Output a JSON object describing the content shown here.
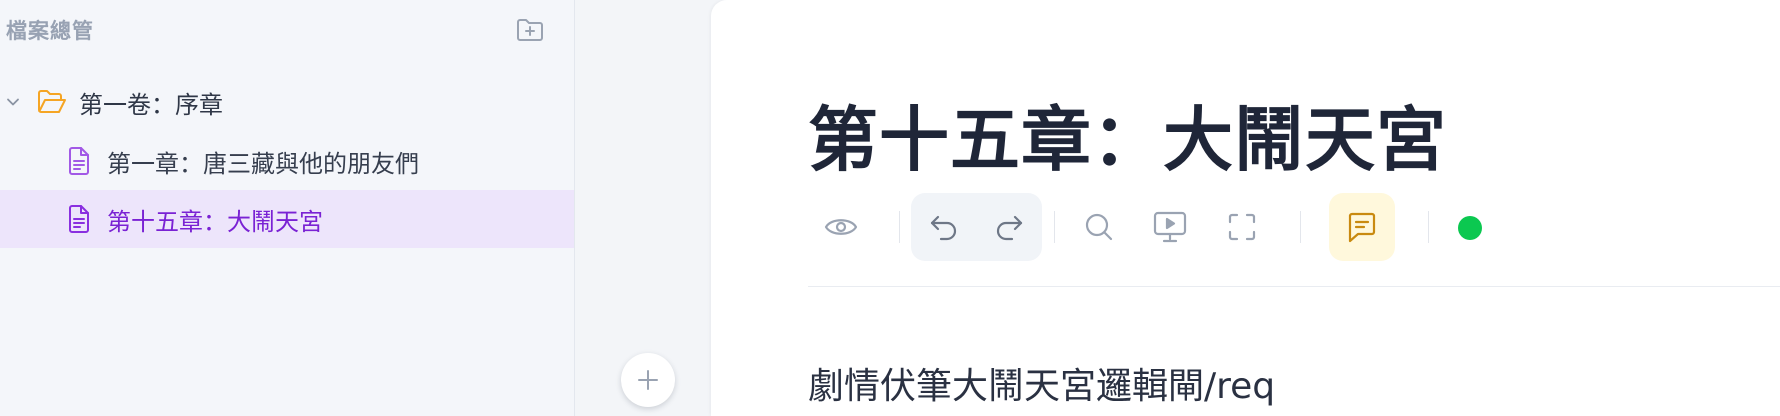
{
  "sidebar": {
    "title": "檔案總管",
    "new_folder_icon": "folder-plus-icon",
    "tree": [
      {
        "type": "folder",
        "label": "第一卷：序章",
        "expanded": true,
        "icon": "folder-open-icon"
      },
      {
        "type": "document",
        "label": "第一章：唐三藏與他的朋友們",
        "icon": "document-icon",
        "selected": false
      },
      {
        "type": "document",
        "label": "第十五章：大鬧天宮",
        "icon": "document-icon",
        "selected": true
      }
    ],
    "add_icon": "plus-icon"
  },
  "editor": {
    "title": "第十五章：大鬧天宮",
    "toolbar": {
      "preview_icon": "eye-icon",
      "undo_icon": "undo-icon",
      "redo_icon": "redo-icon",
      "search_icon": "search-icon",
      "present_icon": "presentation-icon",
      "fullscreen_icon": "fullscreen-icon",
      "comment_icon": "comment-icon",
      "status_color": "#0bc850"
    },
    "content": "劇情伏筆大鬧天宮邏輯閘/req"
  },
  "colors": {
    "accent_purple": "#7a22d4",
    "selected_bg": "#ede5fb",
    "folder_orange": "#f5a524",
    "doc_purple": "#a259e6",
    "comment_bg": "#fff8dc",
    "comment_icon": "#c98a10"
  }
}
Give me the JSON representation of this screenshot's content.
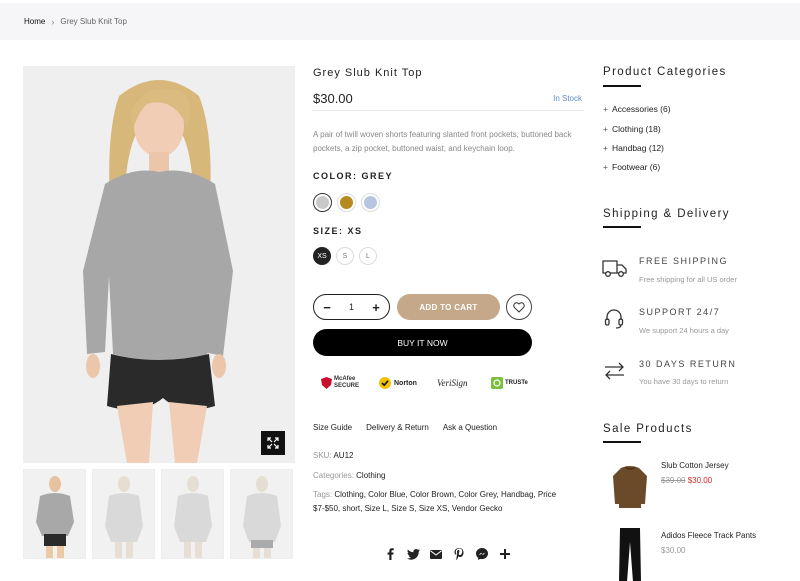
{
  "breadcrumb": {
    "home": "Home",
    "current": "Grey Slub Knit Top"
  },
  "product": {
    "title": "Grey Slub Knit Top",
    "price": "$30.00",
    "stock": "In Stock",
    "description": "A pair of twill woven shorts featuring slanted front pockets, buttoned back pockets, a zip pocket, buttoned waist, and keychain loop.",
    "color_label": "COLOR: GREY",
    "colors": [
      "#c9c9c9",
      "#b58a1e",
      "#b6c6de"
    ],
    "size_label": "SIZE: XS",
    "sizes": [
      "XS",
      "S",
      "L"
    ],
    "quantity": "1",
    "add_to_cart": "ADD TO CART",
    "buy_now": "BUY IT NOW",
    "trust_badges": [
      "McAfee SECURE",
      "Norton",
      "VeriSign",
      "TRUSTe"
    ],
    "links": [
      "Size Guide",
      "Delivery & Return",
      "Ask a Question"
    ],
    "sku_label": "SKU:",
    "sku": "AU12",
    "categories_label": "Categories:",
    "categories": "Clothing",
    "tags_label": "Tags:",
    "tags": "Clothing, Color Blue, Color Brown, Color Grey, Handbag, Price $7-$50, short, Size L, Size S, Size XS, Vendor Gecko"
  },
  "sidebar": {
    "categories_title": "Product Categories",
    "categories": [
      {
        "label": "Accessories (6)"
      },
      {
        "label": "Clothing (18)"
      },
      {
        "label": "Handbag (12)"
      },
      {
        "label": "Footwear (6)"
      }
    ],
    "shipping_title": "Shipping & Delivery",
    "shipping": [
      {
        "icon": "truck-icon",
        "title": "FREE SHIPPING",
        "subtitle": "Free shipping for all US order"
      },
      {
        "icon": "headset-icon",
        "title": "SUPPORT 24/7",
        "subtitle": "We support 24 hours a day"
      },
      {
        "icon": "return-arrows-icon",
        "title": "30 DAYS RETURN",
        "subtitle": "You have 30 days to return"
      }
    ],
    "sale_title": "Sale Products",
    "sale": [
      {
        "name": "Slub Cotton Jersey",
        "old_price": "$39.00",
        "new_price": "$30.00"
      },
      {
        "name": "Adidos Fleece Track Pants",
        "price": "$30.00"
      }
    ]
  }
}
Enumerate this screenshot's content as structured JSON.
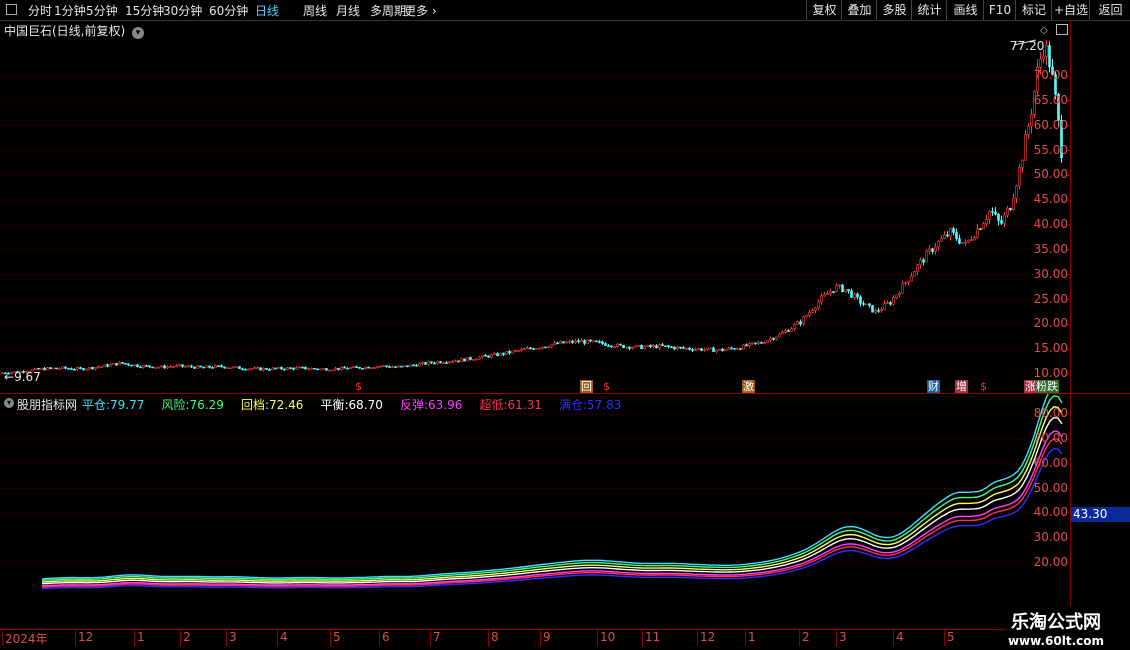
{
  "toolbar": {
    "periods": [
      "分时",
      "1分钟",
      "5分钟",
      "15分钟",
      "30分钟",
      "60分钟",
      "日线",
      "周线",
      "月线",
      "多周期",
      "更多"
    ],
    "active_period": "日线",
    "right_buttons": [
      "复权",
      "叠加",
      "多股",
      "统计",
      "画线",
      "F10",
      "标记",
      "+自选",
      "返回"
    ]
  },
  "main_panel": {
    "title": "中国巨石(日线,前复权)",
    "high_label": "77.20",
    "low_label": "9.67",
    "y_ticks": [
      "70.00",
      "65.00",
      "60.00",
      "55.00",
      "50.00",
      "45.00",
      "40.00",
      "35.00",
      "30.00",
      "25.00",
      "20.00",
      "15.00",
      "10.00"
    ],
    "markers": [
      {
        "text": "$",
        "color": "#ff3030",
        "bg": "transparent"
      },
      {
        "text": "回",
        "color": "#ffffff",
        "bg": "#a05a10"
      },
      {
        "text": "$",
        "color": "#ff3030",
        "bg": "transparent"
      },
      {
        "text": "激",
        "color": "#ffffff",
        "bg": "#a05a10"
      },
      {
        "text": "财",
        "color": "#ffffff",
        "bg": "#2060a0"
      },
      {
        "text": "增",
        "color": "#ffffff",
        "bg": "#a03040"
      },
      {
        "text": "$",
        "color": "#ff3030",
        "bg": "transparent"
      },
      {
        "text": "涨",
        "color": "#ffffff",
        "bg": "#a03040"
      },
      {
        "text": "粉",
        "color": "#ffffff",
        "bg": "#2e6d2e"
      },
      {
        "text": "跌",
        "color": "#ffffff",
        "bg": "#2e6d2e"
      }
    ]
  },
  "indicator_panel": {
    "name": "股朋指标网",
    "legend": [
      {
        "label": "平仓:",
        "value": "79.77",
        "color": "#40e0ff"
      },
      {
        "label": "风险:",
        "value": "76.29",
        "color": "#40ff80"
      },
      {
        "label": "回档:",
        "value": "72.46",
        "color": "#ffff60"
      },
      {
        "label": "平衡:",
        "value": "68.70",
        "color": "#ffffff"
      },
      {
        "label": "反弹:",
        "value": "63.96",
        "color": "#ff40ff"
      },
      {
        "label": "超低:",
        "value": "61.31",
        "color": "#ff3050"
      },
      {
        "label": "满仓:",
        "value": "57.83",
        "color": "#3030ff"
      }
    ],
    "y_ticks": [
      "80.00",
      "70.00",
      "60.00",
      "50.00",
      "40.00",
      "30.00",
      "20.00"
    ],
    "current_value": "43.30"
  },
  "x_axis": {
    "labels": [
      "2024年",
      "12",
      "1",
      "2",
      "3",
      "4",
      "5",
      "6",
      "7",
      "8",
      "9",
      "10",
      "11",
      "12",
      "1",
      "2",
      "3",
      "4",
      "5"
    ]
  },
  "watermark": {
    "line1": "乐淘公式网",
    "line2": "www.60lt.com"
  },
  "chart_data": {
    "type": "candlestick",
    "ylim": [
      8,
      80
    ],
    "overview_price_path": [
      [
        0,
        10.2
      ],
      [
        20,
        10.5
      ],
      [
        40,
        11.0
      ],
      [
        60,
        11.2
      ],
      [
        80,
        11.0
      ],
      [
        100,
        11.5
      ],
      [
        120,
        12.2
      ],
      [
        140,
        11.6
      ],
      [
        160,
        11.4
      ],
      [
        180,
        11.6
      ],
      [
        200,
        11.3
      ],
      [
        220,
        11.5
      ],
      [
        240,
        11.2
      ],
      [
        260,
        11.0
      ],
      [
        280,
        11.1
      ],
      [
        300,
        11.2
      ],
      [
        320,
        11.0
      ],
      [
        340,
        11.1
      ],
      [
        360,
        11.3
      ],
      [
        380,
        11.6
      ],
      [
        400,
        11.4
      ],
      [
        420,
        12.0
      ],
      [
        440,
        12.5
      ],
      [
        460,
        12.8
      ],
      [
        480,
        13.4
      ],
      [
        500,
        14.0
      ],
      [
        520,
        14.8
      ],
      [
        540,
        15.5
      ],
      [
        560,
        16.2
      ],
      [
        580,
        16.6
      ],
      [
        600,
        16.2
      ],
      [
        620,
        15.6
      ],
      [
        640,
        15.4
      ],
      [
        660,
        15.6
      ],
      [
        680,
        15.2
      ],
      [
        700,
        15.0
      ],
      [
        720,
        14.8
      ],
      [
        740,
        15.4
      ],
      [
        760,
        16.3
      ],
      [
        780,
        18.0
      ],
      [
        800,
        20.5
      ],
      [
        820,
        25.0
      ],
      [
        835,
        27.5
      ],
      [
        845,
        27.0
      ],
      [
        860,
        24.5
      ],
      [
        875,
        22.5
      ],
      [
        890,
        24.5
      ],
      [
        905,
        28.5
      ],
      [
        920,
        32.5
      ],
      [
        935,
        36.0
      ],
      [
        950,
        38.5
      ],
      [
        965,
        36.0
      ],
      [
        980,
        40.0
      ],
      [
        990,
        43.0
      ],
      [
        1000,
        40.0
      ],
      [
        1010,
        44.0
      ],
      [
        1020,
        52.0
      ],
      [
        1030,
        62.0
      ],
      [
        1038,
        72.0
      ],
      [
        1044,
        76.5
      ],
      [
        1050,
        72.0
      ],
      [
        1056,
        64.0
      ],
      [
        1062,
        53.0
      ]
    ],
    "indicator_lines": {
      "平仓": 79.77,
      "风险": 76.29,
      "回档": 72.46,
      "平衡": 68.7,
      "反弹": 63.96,
      "超低": 61.31,
      "满仓": 57.83
    }
  }
}
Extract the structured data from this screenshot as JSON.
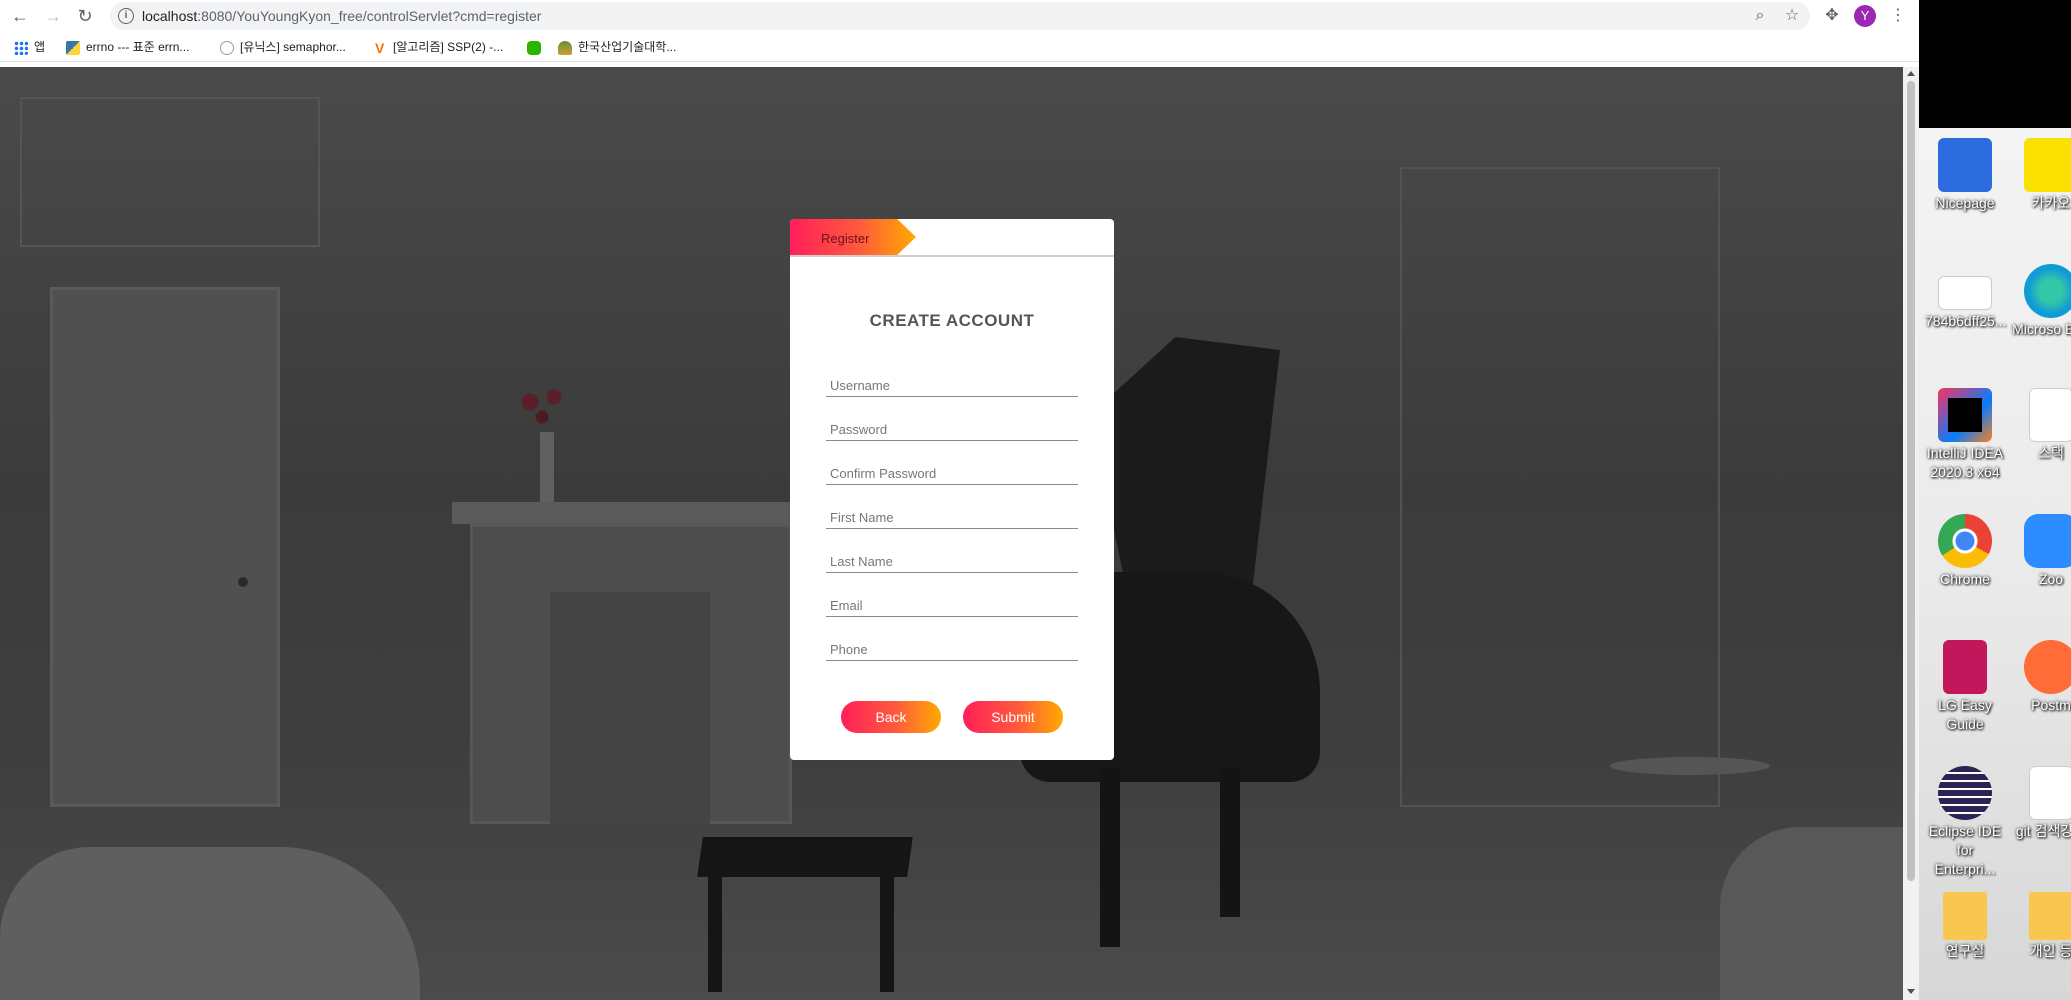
{
  "browser": {
    "url_host": "localhost",
    "url_rest": ":8080/YouYoungKyon_free/controlServlet?cmd=register",
    "avatar_letter": "Y",
    "bookmarks": [
      {
        "label": "앱",
        "icon": "apps-grid-icon",
        "color": "#1a73e8"
      },
      {
        "label": "errno --- 표준 errn...",
        "icon": "python-icon",
        "color": "#3776ab"
      },
      {
        "label": "[유닉스] semaphor...",
        "icon": "swirl-icon",
        "color": "#9e9e9e"
      },
      {
        "label": "[알고리즘] SSP(2) -...",
        "icon": "v-logo-icon",
        "color": "#ff6f00"
      },
      {
        "label": "",
        "icon": "chat-bubble-icon",
        "color": "#2db400"
      },
      {
        "label": "한국산업기술대학...",
        "icon": "school-logo-icon",
        "color": "#6d8b2f"
      }
    ]
  },
  "register": {
    "tab_label": "Register",
    "title": "CREATE ACCOUNT",
    "fields": {
      "username": "Username",
      "password": "Password",
      "confirm_password": "Confirm Password",
      "first_name": "First Name",
      "last_name": "Last Name",
      "email": "Email",
      "phone": "Phone"
    },
    "back_label": "Back",
    "submit_label": "Submit",
    "accent_gradient": [
      "#ff1f5a",
      "#ff5a3c",
      "#ffaa00"
    ]
  },
  "desktop": {
    "icons": [
      {
        "name": "nicepage",
        "label": "Nicepage",
        "color": "#2d6cdf"
      },
      {
        "name": "kakaotalk",
        "label": "카카오",
        "color": "#fae100"
      },
      {
        "name": "image-file",
        "label": "784b6dff25...",
        "color": "#ffffff"
      },
      {
        "name": "microsoft-edge",
        "label": "Microso Edg",
        "color": "#0f9bd7"
      },
      {
        "name": "intellij-idea",
        "label": "IntelliJ IDEA 2020.3 x64",
        "color": "#fe315d"
      },
      {
        "name": "stack-file",
        "label": "스택",
        "color": "#ffffff"
      },
      {
        "name": "chrome",
        "label": "Chrome",
        "color": "#4caf50"
      },
      {
        "name": "zoom",
        "label": "Zoo",
        "color": "#2d8cff"
      },
      {
        "name": "lg-easy-guide",
        "label": "LG Easy Guide",
        "color": "#c2185b"
      },
      {
        "name": "postman",
        "label": "Postm",
        "color": "#ff6c37"
      },
      {
        "name": "eclipse-ide",
        "label": "Eclipse IDE for Enterpri...",
        "color": "#2c2255"
      },
      {
        "name": "git-file",
        "label": "git 검색강의",
        "color": "#ffffff"
      },
      {
        "name": "research-folder",
        "label": "연구실",
        "color": "#f9c74f"
      },
      {
        "name": "personal-folder",
        "label": "개인 등",
        "color": "#f9c74f"
      }
    ]
  }
}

####

### The request
Copy all lines above containing the string "subtitle".

### Solved exercise
        "subtitle": "Free shipping for all US order"
        "subtitle": "We support 24 hours a day"
        "subtitle": "You have 30 days to return"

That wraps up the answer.